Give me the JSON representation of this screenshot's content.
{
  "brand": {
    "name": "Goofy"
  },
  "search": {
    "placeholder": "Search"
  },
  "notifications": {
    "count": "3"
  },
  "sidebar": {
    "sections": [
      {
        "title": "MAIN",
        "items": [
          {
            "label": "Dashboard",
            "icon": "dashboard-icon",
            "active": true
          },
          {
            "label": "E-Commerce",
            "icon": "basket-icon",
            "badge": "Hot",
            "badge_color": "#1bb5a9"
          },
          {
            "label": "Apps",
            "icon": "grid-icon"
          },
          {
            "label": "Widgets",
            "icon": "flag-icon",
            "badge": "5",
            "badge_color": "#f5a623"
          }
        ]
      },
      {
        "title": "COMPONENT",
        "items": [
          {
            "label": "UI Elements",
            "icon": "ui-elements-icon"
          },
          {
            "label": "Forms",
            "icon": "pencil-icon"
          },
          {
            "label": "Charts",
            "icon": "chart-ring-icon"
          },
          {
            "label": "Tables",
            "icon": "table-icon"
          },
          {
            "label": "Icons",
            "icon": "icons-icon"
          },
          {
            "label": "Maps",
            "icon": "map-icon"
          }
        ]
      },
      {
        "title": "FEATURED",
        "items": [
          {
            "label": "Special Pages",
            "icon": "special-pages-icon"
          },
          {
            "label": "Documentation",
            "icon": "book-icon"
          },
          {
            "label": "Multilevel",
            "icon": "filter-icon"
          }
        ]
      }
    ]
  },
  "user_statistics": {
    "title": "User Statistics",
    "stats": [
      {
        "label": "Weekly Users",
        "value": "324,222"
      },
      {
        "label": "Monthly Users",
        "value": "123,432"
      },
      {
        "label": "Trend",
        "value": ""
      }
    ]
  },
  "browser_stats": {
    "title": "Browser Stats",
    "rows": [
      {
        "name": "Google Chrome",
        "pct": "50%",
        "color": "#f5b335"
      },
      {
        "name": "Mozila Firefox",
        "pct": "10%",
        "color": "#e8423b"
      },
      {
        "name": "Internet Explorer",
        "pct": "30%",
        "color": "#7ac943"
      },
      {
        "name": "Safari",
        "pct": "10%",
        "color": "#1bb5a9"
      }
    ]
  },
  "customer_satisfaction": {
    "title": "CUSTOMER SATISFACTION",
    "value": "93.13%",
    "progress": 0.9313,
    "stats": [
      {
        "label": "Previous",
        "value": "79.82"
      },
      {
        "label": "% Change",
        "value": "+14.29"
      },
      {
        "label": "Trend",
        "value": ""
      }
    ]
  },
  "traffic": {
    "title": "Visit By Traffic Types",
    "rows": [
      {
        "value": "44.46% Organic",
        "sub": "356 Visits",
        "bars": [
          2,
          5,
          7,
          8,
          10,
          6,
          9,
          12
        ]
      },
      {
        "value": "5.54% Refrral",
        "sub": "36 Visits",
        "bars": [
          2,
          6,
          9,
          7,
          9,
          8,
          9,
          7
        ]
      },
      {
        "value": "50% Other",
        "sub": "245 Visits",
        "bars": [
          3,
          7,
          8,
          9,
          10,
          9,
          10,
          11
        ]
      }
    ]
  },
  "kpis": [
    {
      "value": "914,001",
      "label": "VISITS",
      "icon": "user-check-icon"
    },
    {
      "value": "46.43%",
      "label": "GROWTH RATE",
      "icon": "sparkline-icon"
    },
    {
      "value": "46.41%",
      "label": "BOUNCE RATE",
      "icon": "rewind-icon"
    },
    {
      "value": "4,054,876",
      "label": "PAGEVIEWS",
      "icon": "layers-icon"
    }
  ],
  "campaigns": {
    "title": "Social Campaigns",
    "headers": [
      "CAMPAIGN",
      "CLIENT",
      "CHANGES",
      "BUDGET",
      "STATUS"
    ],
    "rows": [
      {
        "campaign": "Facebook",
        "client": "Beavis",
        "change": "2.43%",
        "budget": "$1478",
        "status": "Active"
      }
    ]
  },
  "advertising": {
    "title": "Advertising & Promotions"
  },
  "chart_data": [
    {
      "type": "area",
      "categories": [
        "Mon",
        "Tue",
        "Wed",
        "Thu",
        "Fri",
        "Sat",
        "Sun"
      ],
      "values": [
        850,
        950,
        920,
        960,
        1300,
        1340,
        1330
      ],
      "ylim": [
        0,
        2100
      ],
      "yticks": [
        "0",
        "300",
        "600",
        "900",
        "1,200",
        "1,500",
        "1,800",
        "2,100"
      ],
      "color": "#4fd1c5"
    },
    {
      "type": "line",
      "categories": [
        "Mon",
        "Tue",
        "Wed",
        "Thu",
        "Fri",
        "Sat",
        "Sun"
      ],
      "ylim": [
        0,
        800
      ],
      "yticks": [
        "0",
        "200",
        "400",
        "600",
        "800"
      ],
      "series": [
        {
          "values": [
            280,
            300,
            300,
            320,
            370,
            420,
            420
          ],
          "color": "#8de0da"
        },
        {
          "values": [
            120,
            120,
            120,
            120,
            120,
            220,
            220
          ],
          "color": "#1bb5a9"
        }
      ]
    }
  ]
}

◆ ◆ ◆

- **Goal of the exercise**: Give all the records again. Match them exactly.

- **Output**:
Give me the JSON representation of this screenshot's content.
{
  "brand": {
    "name": "Goofy"
  },
  "search": {
    "placeholder": "Search"
  },
  "notifications": {
    "count": "3"
  },
  "sidebar": {
    "sections": [
      {
        "title": "MAIN",
        "items": [
          {
            "label": "Dashboard",
            "icon": "dashboard-icon",
            "active": true
          },
          {
            "label": "E-Commerce",
            "icon": "basket-icon",
            "badge": "Hot",
            "badge_color": "#1bb5a9"
          },
          {
            "label": "Apps",
            "icon": "grid-icon"
          },
          {
            "label": "Widgets",
            "icon": "flag-icon",
            "badge": "5",
            "badge_color": "#f5a623"
          }
        ]
      },
      {
        "title": "COMPONENT",
        "items": [
          {
            "label": "UI Elements",
            "icon": "ui-elements-icon"
          },
          {
            "label": "Forms",
            "icon": "pencil-icon"
          },
          {
            "label": "Charts",
            "icon": "chart-ring-icon"
          },
          {
            "label": "Tables",
            "icon": "table-icon"
          },
          {
            "label": "Icons",
            "icon": "icons-icon"
          },
          {
            "label": "Maps",
            "icon": "map-icon"
          }
        ]
      },
      {
        "title": "FEATURED",
        "items": [
          {
            "label": "Special Pages",
            "icon": "special-pages-icon"
          },
          {
            "label": "Documentation",
            "icon": "book-icon"
          },
          {
            "label": "Multilevel",
            "icon": "filter-icon"
          }
        ]
      }
    ]
  },
  "user_statistics": {
    "title": "User Statistics",
    "stats": [
      {
        "label": "Weekly Users",
        "value": "324,222"
      },
      {
        "label": "Monthly Users",
        "value": "123,432"
      },
      {
        "label": "Trend",
        "value": ""
      }
    ]
  },
  "browser_stats": {
    "title": "Browser Stats",
    "rows": [
      {
        "name": "Google Chrome",
        "pct": "50%",
        "color": "#f5b335"
      },
      {
        "name": "Mozila Firefox",
        "pct": "10%",
        "color": "#e8423b"
      },
      {
        "name": "Internet Explorer",
        "pct": "30%",
        "color": "#7ac943"
      },
      {
        "name": "Safari",
        "pct": "10%",
        "color": "#1bb5a9"
      }
    ]
  },
  "customer_satisfaction": {
    "title": "CUSTOMER SATISFACTION",
    "value": "93.13%",
    "progress": 0.9313,
    "stats": [
      {
        "label": "Previous",
        "value": "79.82"
      },
      {
        "label": "% Change",
        "value": "+14.29"
      },
      {
        "label": "Trend",
        "value": ""
      }
    ]
  },
  "traffic": {
    "title": "Visit By Traffic Types",
    "rows": [
      {
        "value": "44.46% Organic",
        "sub": "356 Visits",
        "bars": [
          2,
          5,
          7,
          8,
          10,
          6,
          9,
          12
        ]
      },
      {
        "value": "5.54% Refrral",
        "sub": "36 Visits",
        "bars": [
          2,
          6,
          9,
          7,
          9,
          8,
          9,
          7
        ]
      },
      {
        "value": "50% Other",
        "sub": "245 Visits",
        "bars": [
          3,
          7,
          8,
          9,
          10,
          9,
          10,
          11
        ]
      }
    ]
  },
  "kpis": [
    {
      "value": "914,001",
      "label": "VISITS",
      "icon": "user-check-icon"
    },
    {
      "value": "46.43%",
      "label": "GROWTH RATE",
      "icon": "sparkline-icon"
    },
    {
      "value": "46.41%",
      "label": "BOUNCE RATE",
      "icon": "rewind-icon"
    },
    {
      "value": "4,054,876",
      "label": "PAGEVIEWS",
      "icon": "layers-icon"
    }
  ],
  "campaigns": {
    "title": "Social Campaigns",
    "headers": [
      "CAMPAIGN",
      "CLIENT",
      "CHANGES",
      "BUDGET",
      "STATUS"
    ],
    "rows": [
      {
        "campaign": "Facebook",
        "client": "Beavis",
        "change": "2.43%",
        "budget": "$1478",
        "status": "Active"
      }
    ]
  },
  "advertising": {
    "title": "Advertising & Promotions"
  },
  "chart_data": [
    {
      "type": "area",
      "categories": [
        "Mon",
        "Tue",
        "Wed",
        "Thu",
        "Fri",
        "Sat",
        "Sun"
      ],
      "values": [
        850,
        950,
        920,
        960,
        1300,
        1340,
        1330
      ],
      "ylim": [
        0,
        2100
      ],
      "yticks": [
        "0",
        "300",
        "600",
        "900",
        "1,200",
        "1,500",
        "1,800",
        "2,100"
      ],
      "color": "#4fd1c5"
    },
    {
      "type": "line",
      "categories": [
        "Mon",
        "Tue",
        "Wed",
        "Thu",
        "Fri",
        "Sat",
        "Sun"
      ],
      "ylim": [
        0,
        800
      ],
      "yticks": [
        "0",
        "200",
        "400",
        "600",
        "800"
      ],
      "series": [
        {
          "values": [
            280,
            300,
            300,
            320,
            370,
            420,
            420
          ],
          "color": "#8de0da"
        },
        {
          "values": [
            120,
            120,
            120,
            120,
            120,
            220,
            220
          ],
          "color": "#1bb5a9"
        }
      ]
    }
  ]
}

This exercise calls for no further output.